-- START OF Data provided --

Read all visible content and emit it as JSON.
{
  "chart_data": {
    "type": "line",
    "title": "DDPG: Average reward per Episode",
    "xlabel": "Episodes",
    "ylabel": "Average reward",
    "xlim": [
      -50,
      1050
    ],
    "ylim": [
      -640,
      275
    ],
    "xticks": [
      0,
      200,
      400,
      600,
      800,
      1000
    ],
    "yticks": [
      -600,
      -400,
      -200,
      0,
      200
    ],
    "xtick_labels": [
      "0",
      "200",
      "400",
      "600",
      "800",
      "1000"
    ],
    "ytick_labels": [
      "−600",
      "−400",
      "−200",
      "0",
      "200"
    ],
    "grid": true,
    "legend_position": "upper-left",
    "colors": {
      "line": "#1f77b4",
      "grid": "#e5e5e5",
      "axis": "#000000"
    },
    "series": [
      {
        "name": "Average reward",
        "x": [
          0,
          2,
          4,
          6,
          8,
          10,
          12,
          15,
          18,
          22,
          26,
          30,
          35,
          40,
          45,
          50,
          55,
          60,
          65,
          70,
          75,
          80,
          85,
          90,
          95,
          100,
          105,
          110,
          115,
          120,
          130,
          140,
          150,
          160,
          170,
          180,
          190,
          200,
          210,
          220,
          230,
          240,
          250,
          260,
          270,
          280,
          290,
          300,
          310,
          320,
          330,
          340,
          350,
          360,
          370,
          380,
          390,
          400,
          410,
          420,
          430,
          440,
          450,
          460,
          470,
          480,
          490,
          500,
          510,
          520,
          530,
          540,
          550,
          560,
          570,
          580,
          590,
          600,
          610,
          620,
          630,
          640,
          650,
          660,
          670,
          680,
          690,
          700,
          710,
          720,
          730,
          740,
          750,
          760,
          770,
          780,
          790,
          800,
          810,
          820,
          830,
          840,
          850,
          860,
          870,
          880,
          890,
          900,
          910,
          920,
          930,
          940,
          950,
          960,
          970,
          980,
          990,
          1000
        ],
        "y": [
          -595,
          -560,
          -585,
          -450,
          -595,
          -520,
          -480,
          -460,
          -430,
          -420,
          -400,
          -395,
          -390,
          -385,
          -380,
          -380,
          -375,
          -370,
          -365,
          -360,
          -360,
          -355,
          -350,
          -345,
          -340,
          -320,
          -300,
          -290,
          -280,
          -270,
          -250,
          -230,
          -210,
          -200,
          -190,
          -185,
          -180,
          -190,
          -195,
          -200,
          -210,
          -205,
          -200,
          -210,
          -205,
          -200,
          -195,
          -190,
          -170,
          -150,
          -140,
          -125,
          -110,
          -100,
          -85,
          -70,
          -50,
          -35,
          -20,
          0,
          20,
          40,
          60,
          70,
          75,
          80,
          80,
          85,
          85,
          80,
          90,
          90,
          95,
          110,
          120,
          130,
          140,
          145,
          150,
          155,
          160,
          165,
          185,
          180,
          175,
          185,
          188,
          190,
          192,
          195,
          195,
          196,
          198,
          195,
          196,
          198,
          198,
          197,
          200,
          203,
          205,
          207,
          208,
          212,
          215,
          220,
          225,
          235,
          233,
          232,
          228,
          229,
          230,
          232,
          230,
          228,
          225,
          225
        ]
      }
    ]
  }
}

-- END OF Data provided --

Task to carry out> Retype the entries one by one, exactly.

Solution to the problem>
Read all visible content and emit it as JSON.
{
  "chart_data": {
    "type": "line",
    "title": "DDPG: Average reward per Episode",
    "xlabel": "Episodes",
    "ylabel": "Average reward",
    "xlim": [
      -50,
      1050
    ],
    "ylim": [
      -640,
      275
    ],
    "xticks": [
      0,
      200,
      400,
      600,
      800,
      1000
    ],
    "yticks": [
      -600,
      -400,
      -200,
      0,
      200
    ],
    "xtick_labels": [
      "0",
      "200",
      "400",
      "600",
      "800",
      "1000"
    ],
    "ytick_labels": [
      "−600",
      "−400",
      "−200",
      "0",
      "200"
    ],
    "grid": true,
    "legend_position": "upper-left",
    "colors": {
      "line": "#1f77b4",
      "grid": "#e5e5e5",
      "axis": "#000000"
    },
    "series": [
      {
        "name": "Average reward",
        "x": [
          0,
          2,
          4,
          6,
          8,
          10,
          12,
          15,
          18,
          22,
          26,
          30,
          35,
          40,
          45,
          50,
          55,
          60,
          65,
          70,
          75,
          80,
          85,
          90,
          95,
          100,
          105,
          110,
          115,
          120,
          130,
          140,
          150,
          160,
          170,
          180,
          190,
          200,
          210,
          220,
          230,
          240,
          250,
          260,
          270,
          280,
          290,
          300,
          310,
          320,
          330,
          340,
          350,
          360,
          370,
          380,
          390,
          400,
          410,
          420,
          430,
          440,
          450,
          460,
          470,
          480,
          490,
          500,
          510,
          520,
          530,
          540,
          550,
          560,
          570,
          580,
          590,
          600,
          610,
          620,
          630,
          640,
          650,
          660,
          670,
          680,
          690,
          700,
          710,
          720,
          730,
          740,
          750,
          760,
          770,
          780,
          790,
          800,
          810,
          820,
          830,
          840,
          850,
          860,
          870,
          880,
          890,
          900,
          910,
          920,
          930,
          940,
          950,
          960,
          970,
          980,
          990,
          1000
        ],
        "y": [
          -595,
          -560,
          -585,
          -450,
          -595,
          -520,
          -480,
          -460,
          -430,
          -420,
          -400,
          -395,
          -390,
          -385,
          -380,
          -380,
          -375,
          -370,
          -365,
          -360,
          -360,
          -355,
          -350,
          -345,
          -340,
          -320,
          -300,
          -290,
          -280,
          -270,
          -250,
          -230,
          -210,
          -200,
          -190,
          -185,
          -180,
          -190,
          -195,
          -200,
          -210,
          -205,
          -200,
          -210,
          -205,
          -200,
          -195,
          -190,
          -170,
          -150,
          -140,
          -125,
          -110,
          -100,
          -85,
          -70,
          -50,
          -35,
          -20,
          0,
          20,
          40,
          60,
          70,
          75,
          80,
          80,
          85,
          85,
          80,
          90,
          90,
          95,
          110,
          120,
          130,
          140,
          145,
          150,
          155,
          160,
          165,
          185,
          180,
          175,
          185,
          188,
          190,
          192,
          195,
          195,
          196,
          198,
          195,
          196,
          198,
          198,
          197,
          200,
          203,
          205,
          207,
          208,
          212,
          215,
          220,
          225,
          235,
          233,
          232,
          228,
          229,
          230,
          232,
          230,
          228,
          225,
          225
        ]
      }
    ]
  }
}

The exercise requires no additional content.